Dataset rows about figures
══════════

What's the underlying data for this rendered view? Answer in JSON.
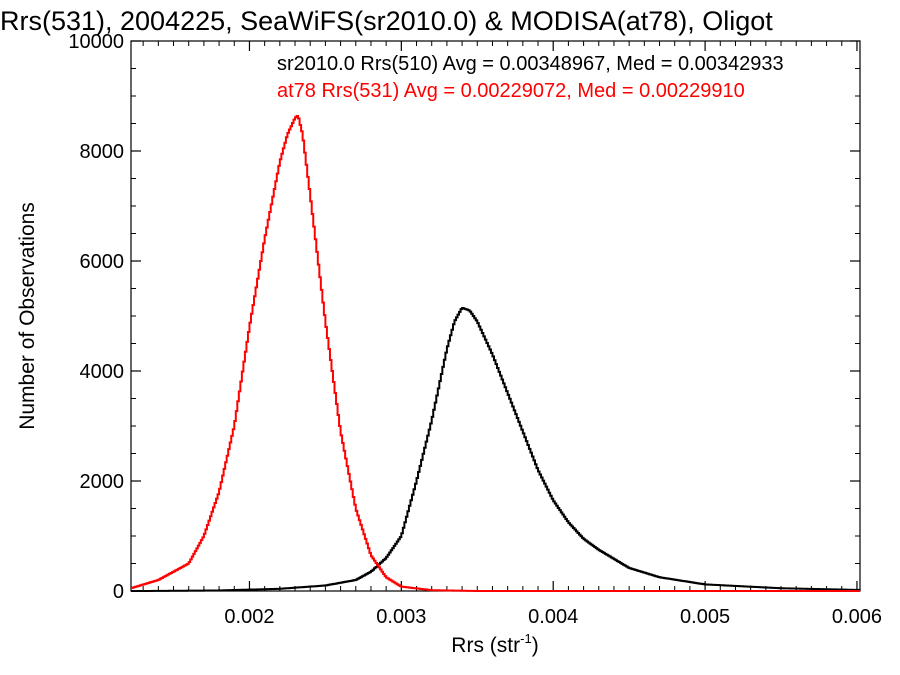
{
  "chart_data": {
    "type": "histogram",
    "title": "Rrs(531), 2004225, SeaWiFS(sr2010.0) & MODISA(at78), Oligot",
    "xlabel_main": "Rrs (str",
    "xlabel_sup": "-1",
    "xlabel_close": ")",
    "ylabel": "Number of Observations",
    "xlim": [
      0.00122,
      0.00602
    ],
    "ylim": [
      0,
      10000
    ],
    "xticks": [
      {
        "value": 0.002,
        "label": "0.002"
      },
      {
        "value": 0.003,
        "label": "0.003"
      },
      {
        "value": 0.004,
        "label": "0.004"
      },
      {
        "value": 0.005,
        "label": "0.005"
      },
      {
        "value": 0.006,
        "label": "0.006"
      }
    ],
    "yticks": [
      {
        "value": 0,
        "label": "0"
      },
      {
        "value": 2000,
        "label": "2000"
      },
      {
        "value": 4000,
        "label": "4000"
      },
      {
        "value": 6000,
        "label": "6000"
      },
      {
        "value": 8000,
        "label": "8000"
      },
      {
        "value": 10000,
        "label": "10000"
      }
    ],
    "series": [
      {
        "name": "sr2010.0 Rrs(510)",
        "legend_text": "sr2010.0 Rrs(510) Avg = 0.00348967, Med = 0.00342933",
        "color": "#000000",
        "x": [
          0.0013,
          0.0018,
          0.0022,
          0.0025,
          0.0027,
          0.0028,
          0.0029,
          0.003,
          0.0031,
          0.0032,
          0.0033,
          0.00335,
          0.0034,
          0.00345,
          0.0035,
          0.0036,
          0.0037,
          0.0038,
          0.0039,
          0.004,
          0.0041,
          0.0042,
          0.0043,
          0.0045,
          0.0047,
          0.005,
          0.0055,
          0.006
        ],
        "y": [
          0,
          10,
          40,
          100,
          200,
          350,
          600,
          1000,
          2000,
          3100,
          4400,
          4900,
          5150,
          5100,
          4900,
          4300,
          3600,
          2900,
          2200,
          1650,
          1250,
          950,
          750,
          420,
          250,
          120,
          50,
          20
        ]
      },
      {
        "name": "at78 Rrs(531)",
        "legend_text": "at78 Rrs(531) Avg = 0.00229072, Med = 0.00229910",
        "color": "#ff0000",
        "x": [
          0.00122,
          0.0014,
          0.0016,
          0.0017,
          0.0018,
          0.0019,
          0.002,
          0.0021,
          0.0022,
          0.00225,
          0.0023,
          0.00232,
          0.00235,
          0.0024,
          0.0025,
          0.0026,
          0.0027,
          0.0028,
          0.0029,
          0.003,
          0.0032,
          0.0035,
          0.006
        ],
        "y": [
          50,
          200,
          500,
          1000,
          1800,
          3000,
          4800,
          6400,
          7800,
          8300,
          8600,
          8650,
          8300,
          7200,
          4900,
          2900,
          1500,
          650,
          250,
          80,
          15,
          0,
          0
        ]
      }
    ],
    "grid": false,
    "legend_placement": "top"
  }
}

══════════

*Aim*: Leave out the pictures and return every record word for word.

*Solution for this problem*:
What's the underlying data for this rendered view? Answer in JSON.
{
  "chart_data": {
    "type": "histogram",
    "title": "Rrs(531), 2004225, SeaWiFS(sr2010.0) & MODISA(at78), Oligot",
    "xlabel_main": "Rrs (str",
    "xlabel_sup": "-1",
    "xlabel_close": ")",
    "ylabel": "Number of Observations",
    "xlim": [
      0.00122,
      0.00602
    ],
    "ylim": [
      0,
      10000
    ],
    "xticks": [
      {
        "value": 0.002,
        "label": "0.002"
      },
      {
        "value": 0.003,
        "label": "0.003"
      },
      {
        "value": 0.004,
        "label": "0.004"
      },
      {
        "value": 0.005,
        "label": "0.005"
      },
      {
        "value": 0.006,
        "label": "0.006"
      }
    ],
    "yticks": [
      {
        "value": 0,
        "label": "0"
      },
      {
        "value": 2000,
        "label": "2000"
      },
      {
        "value": 4000,
        "label": "4000"
      },
      {
        "value": 6000,
        "label": "6000"
      },
      {
        "value": 8000,
        "label": "8000"
      },
      {
        "value": 10000,
        "label": "10000"
      }
    ],
    "series": [
      {
        "name": "sr2010.0 Rrs(510)",
        "legend_text": "sr2010.0 Rrs(510) Avg = 0.00348967, Med = 0.00342933",
        "color": "#000000",
        "x": [
          0.0013,
          0.0018,
          0.0022,
          0.0025,
          0.0027,
          0.0028,
          0.0029,
          0.003,
          0.0031,
          0.0032,
          0.0033,
          0.00335,
          0.0034,
          0.00345,
          0.0035,
          0.0036,
          0.0037,
          0.0038,
          0.0039,
          0.004,
          0.0041,
          0.0042,
          0.0043,
          0.0045,
          0.0047,
          0.005,
          0.0055,
          0.006
        ],
        "y": [
          0,
          10,
          40,
          100,
          200,
          350,
          600,
          1000,
          2000,
          3100,
          4400,
          4900,
          5150,
          5100,
          4900,
          4300,
          3600,
          2900,
          2200,
          1650,
          1250,
          950,
          750,
          420,
          250,
          120,
          50,
          20
        ]
      },
      {
        "name": "at78 Rrs(531)",
        "legend_text": "at78 Rrs(531) Avg = 0.00229072, Med = 0.00229910",
        "color": "#ff0000",
        "x": [
          0.00122,
          0.0014,
          0.0016,
          0.0017,
          0.0018,
          0.0019,
          0.002,
          0.0021,
          0.0022,
          0.00225,
          0.0023,
          0.00232,
          0.00235,
          0.0024,
          0.0025,
          0.0026,
          0.0027,
          0.0028,
          0.0029,
          0.003,
          0.0032,
          0.0035,
          0.006
        ],
        "y": [
          50,
          200,
          500,
          1000,
          1800,
          3000,
          4800,
          6400,
          7800,
          8300,
          8600,
          8650,
          8300,
          7200,
          4900,
          2900,
          1500,
          650,
          250,
          80,
          15,
          0,
          0
        ]
      }
    ],
    "grid": false,
    "legend_placement": "top"
  }
}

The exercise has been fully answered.